◆ **The exercise**:
Copy every line of the records below where the word "Camera" occurs.
━━━━━ Extracted information ━━━━━
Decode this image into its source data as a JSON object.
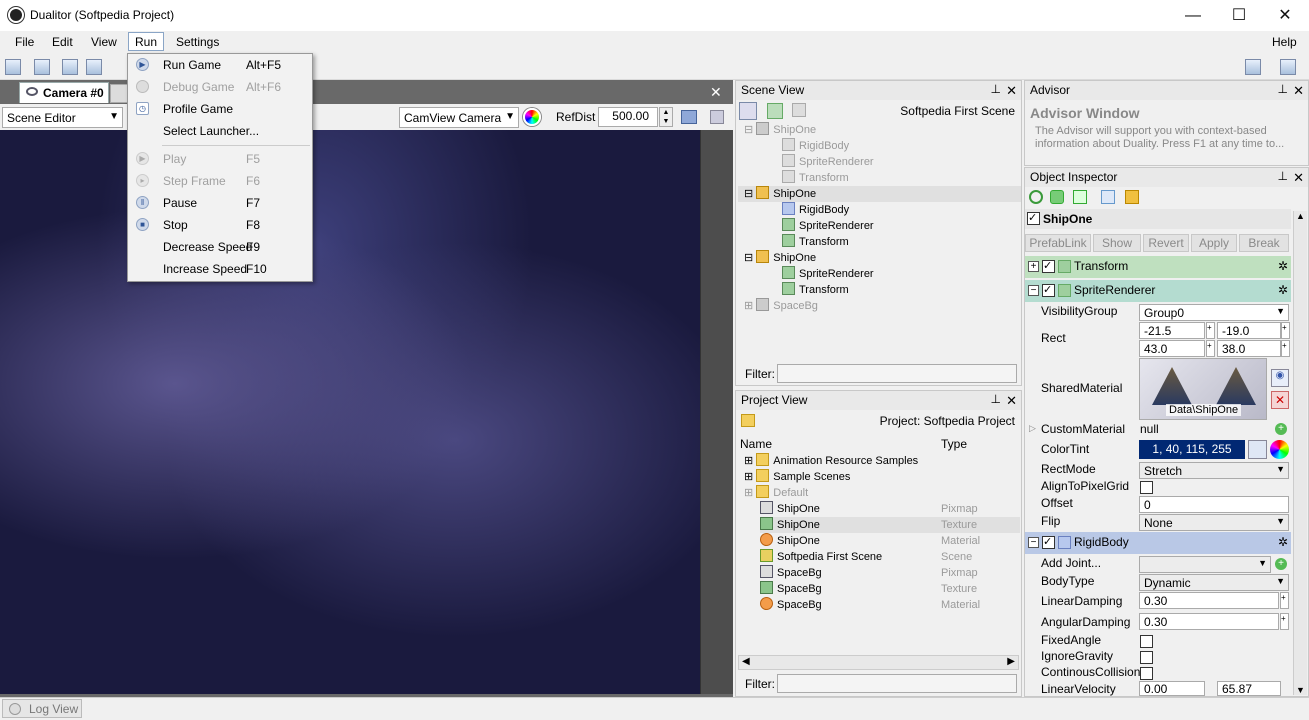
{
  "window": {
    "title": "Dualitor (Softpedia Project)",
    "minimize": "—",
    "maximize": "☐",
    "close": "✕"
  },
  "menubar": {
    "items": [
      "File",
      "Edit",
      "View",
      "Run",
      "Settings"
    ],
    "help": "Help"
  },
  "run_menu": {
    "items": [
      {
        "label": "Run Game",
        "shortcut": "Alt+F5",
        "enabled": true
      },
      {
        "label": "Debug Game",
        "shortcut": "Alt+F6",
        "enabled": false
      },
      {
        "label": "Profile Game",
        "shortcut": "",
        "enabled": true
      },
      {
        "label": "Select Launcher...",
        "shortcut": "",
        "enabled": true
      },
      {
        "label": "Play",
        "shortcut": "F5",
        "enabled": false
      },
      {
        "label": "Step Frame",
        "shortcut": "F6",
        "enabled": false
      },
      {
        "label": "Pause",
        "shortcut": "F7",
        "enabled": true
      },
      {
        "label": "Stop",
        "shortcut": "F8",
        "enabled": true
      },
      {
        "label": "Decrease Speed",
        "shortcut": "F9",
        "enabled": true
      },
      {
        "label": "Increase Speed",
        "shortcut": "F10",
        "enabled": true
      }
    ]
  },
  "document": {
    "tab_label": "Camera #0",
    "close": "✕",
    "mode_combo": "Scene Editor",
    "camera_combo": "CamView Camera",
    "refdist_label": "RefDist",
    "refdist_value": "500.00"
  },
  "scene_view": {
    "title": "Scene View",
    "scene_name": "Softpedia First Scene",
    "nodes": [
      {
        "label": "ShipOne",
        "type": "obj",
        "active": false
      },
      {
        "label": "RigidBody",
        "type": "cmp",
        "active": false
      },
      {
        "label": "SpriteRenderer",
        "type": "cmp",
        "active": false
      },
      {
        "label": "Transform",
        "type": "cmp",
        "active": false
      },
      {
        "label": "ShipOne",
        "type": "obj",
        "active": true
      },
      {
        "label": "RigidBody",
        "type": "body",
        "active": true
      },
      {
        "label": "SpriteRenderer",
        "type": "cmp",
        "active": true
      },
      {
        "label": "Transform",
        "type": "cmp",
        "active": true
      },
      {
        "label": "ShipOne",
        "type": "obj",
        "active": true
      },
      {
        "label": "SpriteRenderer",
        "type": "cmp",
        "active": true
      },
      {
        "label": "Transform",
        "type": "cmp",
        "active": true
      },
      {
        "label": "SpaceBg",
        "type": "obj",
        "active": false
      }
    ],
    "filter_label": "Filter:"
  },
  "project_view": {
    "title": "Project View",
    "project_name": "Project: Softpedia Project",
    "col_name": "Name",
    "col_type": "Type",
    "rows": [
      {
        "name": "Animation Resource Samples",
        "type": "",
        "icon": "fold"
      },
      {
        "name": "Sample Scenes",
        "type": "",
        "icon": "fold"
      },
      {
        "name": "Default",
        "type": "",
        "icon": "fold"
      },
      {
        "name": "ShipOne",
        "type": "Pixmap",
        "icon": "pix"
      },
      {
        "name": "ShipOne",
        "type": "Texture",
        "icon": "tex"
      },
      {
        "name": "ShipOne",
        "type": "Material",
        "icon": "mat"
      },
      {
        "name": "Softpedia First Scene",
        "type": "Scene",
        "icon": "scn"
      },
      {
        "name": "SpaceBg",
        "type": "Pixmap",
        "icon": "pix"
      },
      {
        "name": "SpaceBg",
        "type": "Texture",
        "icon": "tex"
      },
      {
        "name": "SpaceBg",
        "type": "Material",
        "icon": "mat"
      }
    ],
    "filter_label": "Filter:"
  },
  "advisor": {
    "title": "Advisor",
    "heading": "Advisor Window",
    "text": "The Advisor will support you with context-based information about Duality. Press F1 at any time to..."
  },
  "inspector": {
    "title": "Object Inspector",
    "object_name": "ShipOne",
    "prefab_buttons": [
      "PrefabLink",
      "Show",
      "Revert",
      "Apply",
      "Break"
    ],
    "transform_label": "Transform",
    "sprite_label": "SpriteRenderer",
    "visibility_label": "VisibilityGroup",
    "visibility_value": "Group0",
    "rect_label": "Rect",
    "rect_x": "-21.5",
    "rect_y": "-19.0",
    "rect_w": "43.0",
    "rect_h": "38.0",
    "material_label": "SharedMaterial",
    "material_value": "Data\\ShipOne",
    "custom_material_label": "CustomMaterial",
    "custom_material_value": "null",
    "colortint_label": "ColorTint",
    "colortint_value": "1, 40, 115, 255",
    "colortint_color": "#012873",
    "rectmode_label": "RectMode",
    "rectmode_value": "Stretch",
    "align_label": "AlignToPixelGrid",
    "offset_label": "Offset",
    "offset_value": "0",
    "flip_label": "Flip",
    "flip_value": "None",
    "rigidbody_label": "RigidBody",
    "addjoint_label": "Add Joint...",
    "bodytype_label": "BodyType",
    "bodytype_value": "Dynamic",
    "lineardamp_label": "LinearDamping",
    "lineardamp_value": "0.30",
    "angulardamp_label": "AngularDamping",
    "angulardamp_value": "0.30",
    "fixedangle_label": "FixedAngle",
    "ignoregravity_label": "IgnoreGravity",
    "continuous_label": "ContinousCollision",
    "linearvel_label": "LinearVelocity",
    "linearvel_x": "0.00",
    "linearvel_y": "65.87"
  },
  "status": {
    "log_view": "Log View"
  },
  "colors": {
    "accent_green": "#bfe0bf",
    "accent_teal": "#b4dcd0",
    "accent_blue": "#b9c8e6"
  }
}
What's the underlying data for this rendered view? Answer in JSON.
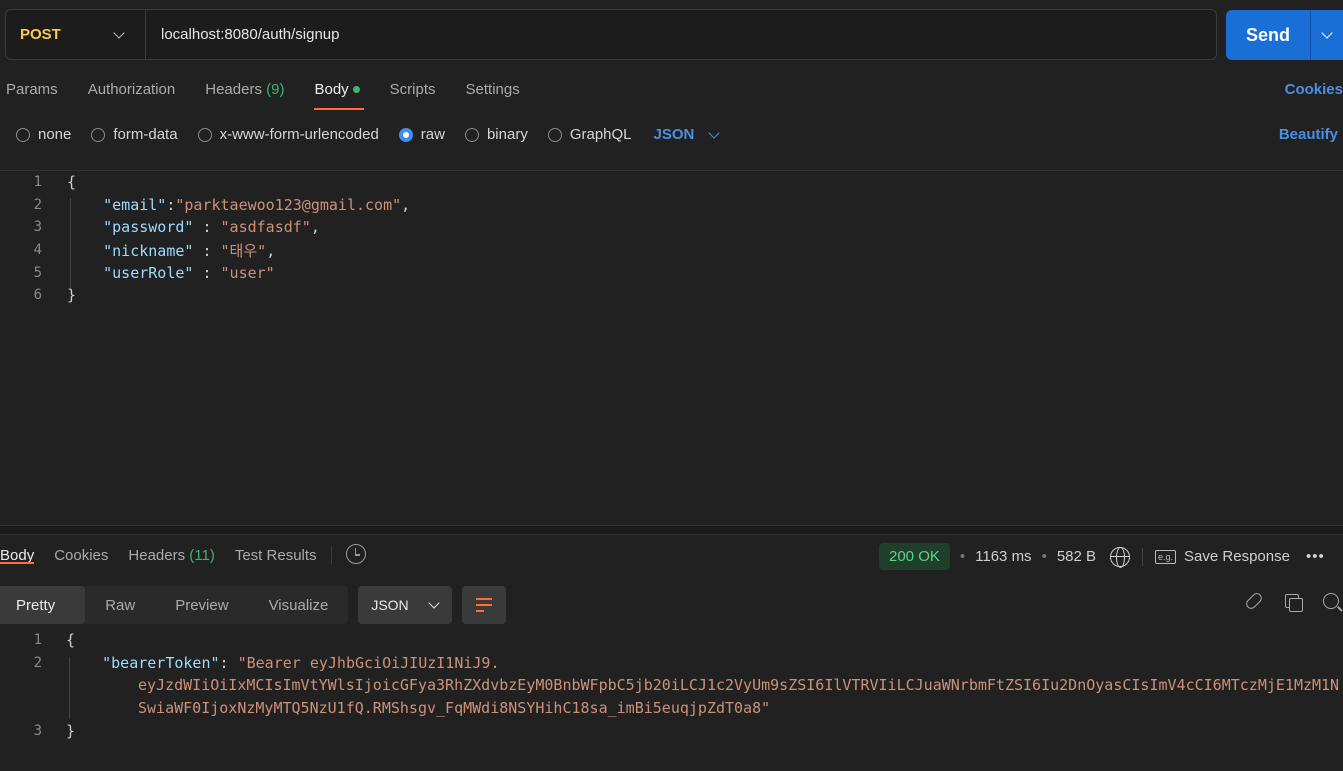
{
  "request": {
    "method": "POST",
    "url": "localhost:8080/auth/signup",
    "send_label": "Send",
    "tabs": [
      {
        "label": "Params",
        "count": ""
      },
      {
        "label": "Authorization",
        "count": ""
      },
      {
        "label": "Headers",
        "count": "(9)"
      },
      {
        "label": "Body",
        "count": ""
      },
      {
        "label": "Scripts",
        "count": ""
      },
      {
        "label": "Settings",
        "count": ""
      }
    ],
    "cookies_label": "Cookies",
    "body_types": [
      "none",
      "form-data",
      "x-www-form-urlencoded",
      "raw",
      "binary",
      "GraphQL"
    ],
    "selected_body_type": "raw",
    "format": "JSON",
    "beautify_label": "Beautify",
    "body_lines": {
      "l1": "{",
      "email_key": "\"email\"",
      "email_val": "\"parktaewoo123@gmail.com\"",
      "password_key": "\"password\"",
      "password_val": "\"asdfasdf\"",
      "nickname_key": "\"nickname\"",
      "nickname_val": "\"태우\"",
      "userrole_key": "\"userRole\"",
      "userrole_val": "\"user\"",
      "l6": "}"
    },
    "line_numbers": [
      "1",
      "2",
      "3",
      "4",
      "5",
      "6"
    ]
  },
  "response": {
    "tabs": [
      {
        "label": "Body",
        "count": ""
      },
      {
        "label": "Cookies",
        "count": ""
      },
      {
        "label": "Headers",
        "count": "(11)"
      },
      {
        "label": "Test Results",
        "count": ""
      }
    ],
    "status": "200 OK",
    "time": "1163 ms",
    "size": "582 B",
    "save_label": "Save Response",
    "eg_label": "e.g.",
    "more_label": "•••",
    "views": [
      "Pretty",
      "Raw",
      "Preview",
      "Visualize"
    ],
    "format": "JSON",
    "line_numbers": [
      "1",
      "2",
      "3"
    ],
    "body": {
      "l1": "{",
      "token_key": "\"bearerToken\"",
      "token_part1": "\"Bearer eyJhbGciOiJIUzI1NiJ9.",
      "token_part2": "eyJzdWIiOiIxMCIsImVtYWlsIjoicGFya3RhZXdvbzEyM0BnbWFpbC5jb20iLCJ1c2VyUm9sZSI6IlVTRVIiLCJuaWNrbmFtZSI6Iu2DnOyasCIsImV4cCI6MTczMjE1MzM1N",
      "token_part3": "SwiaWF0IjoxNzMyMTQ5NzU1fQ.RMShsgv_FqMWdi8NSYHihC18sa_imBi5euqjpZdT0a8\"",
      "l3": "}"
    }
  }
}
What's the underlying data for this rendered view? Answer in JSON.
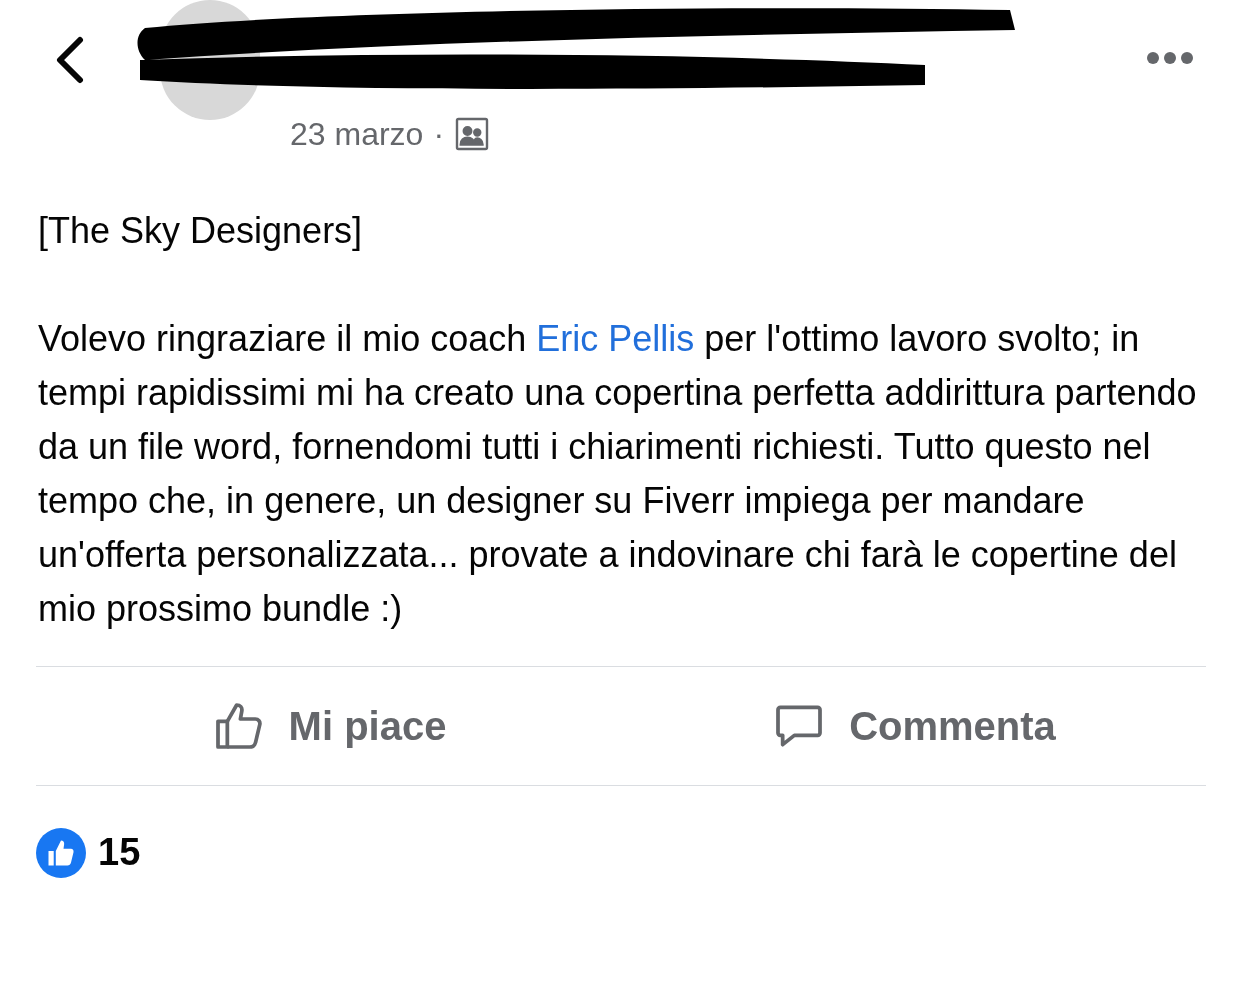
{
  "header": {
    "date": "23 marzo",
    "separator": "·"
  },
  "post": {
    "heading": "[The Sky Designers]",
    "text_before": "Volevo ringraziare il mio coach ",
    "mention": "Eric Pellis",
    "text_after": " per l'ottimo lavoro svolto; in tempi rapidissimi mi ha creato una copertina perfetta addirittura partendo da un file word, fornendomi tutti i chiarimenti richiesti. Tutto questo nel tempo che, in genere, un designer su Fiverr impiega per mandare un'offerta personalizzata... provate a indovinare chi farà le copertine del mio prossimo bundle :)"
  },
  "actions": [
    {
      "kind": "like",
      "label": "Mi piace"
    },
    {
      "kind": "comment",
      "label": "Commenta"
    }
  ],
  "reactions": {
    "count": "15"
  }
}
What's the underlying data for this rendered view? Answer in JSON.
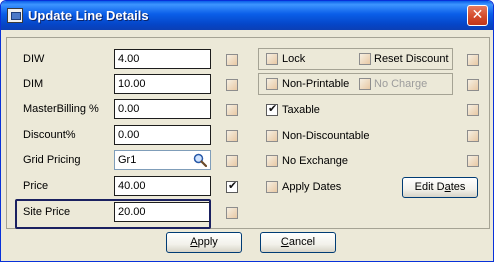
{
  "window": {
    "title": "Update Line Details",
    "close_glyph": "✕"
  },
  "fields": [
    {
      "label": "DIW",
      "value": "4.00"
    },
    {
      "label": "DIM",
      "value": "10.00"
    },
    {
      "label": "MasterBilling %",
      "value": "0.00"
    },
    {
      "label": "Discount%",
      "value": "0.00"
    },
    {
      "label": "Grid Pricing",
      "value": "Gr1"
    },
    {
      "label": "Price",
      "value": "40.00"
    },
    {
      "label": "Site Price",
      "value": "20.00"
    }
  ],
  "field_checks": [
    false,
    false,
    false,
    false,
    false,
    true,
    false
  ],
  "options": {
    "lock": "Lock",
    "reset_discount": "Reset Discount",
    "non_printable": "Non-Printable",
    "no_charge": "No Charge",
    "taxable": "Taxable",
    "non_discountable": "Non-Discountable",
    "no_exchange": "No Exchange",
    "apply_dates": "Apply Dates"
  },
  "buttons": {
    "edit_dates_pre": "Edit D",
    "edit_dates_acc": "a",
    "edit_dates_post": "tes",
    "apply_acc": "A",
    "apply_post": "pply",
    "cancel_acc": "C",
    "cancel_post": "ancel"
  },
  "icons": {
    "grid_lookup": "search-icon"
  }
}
━━━━━
◆ **Result**:
    "tab_label": "Camera #0",
    "camera_combo": "CamView Camera",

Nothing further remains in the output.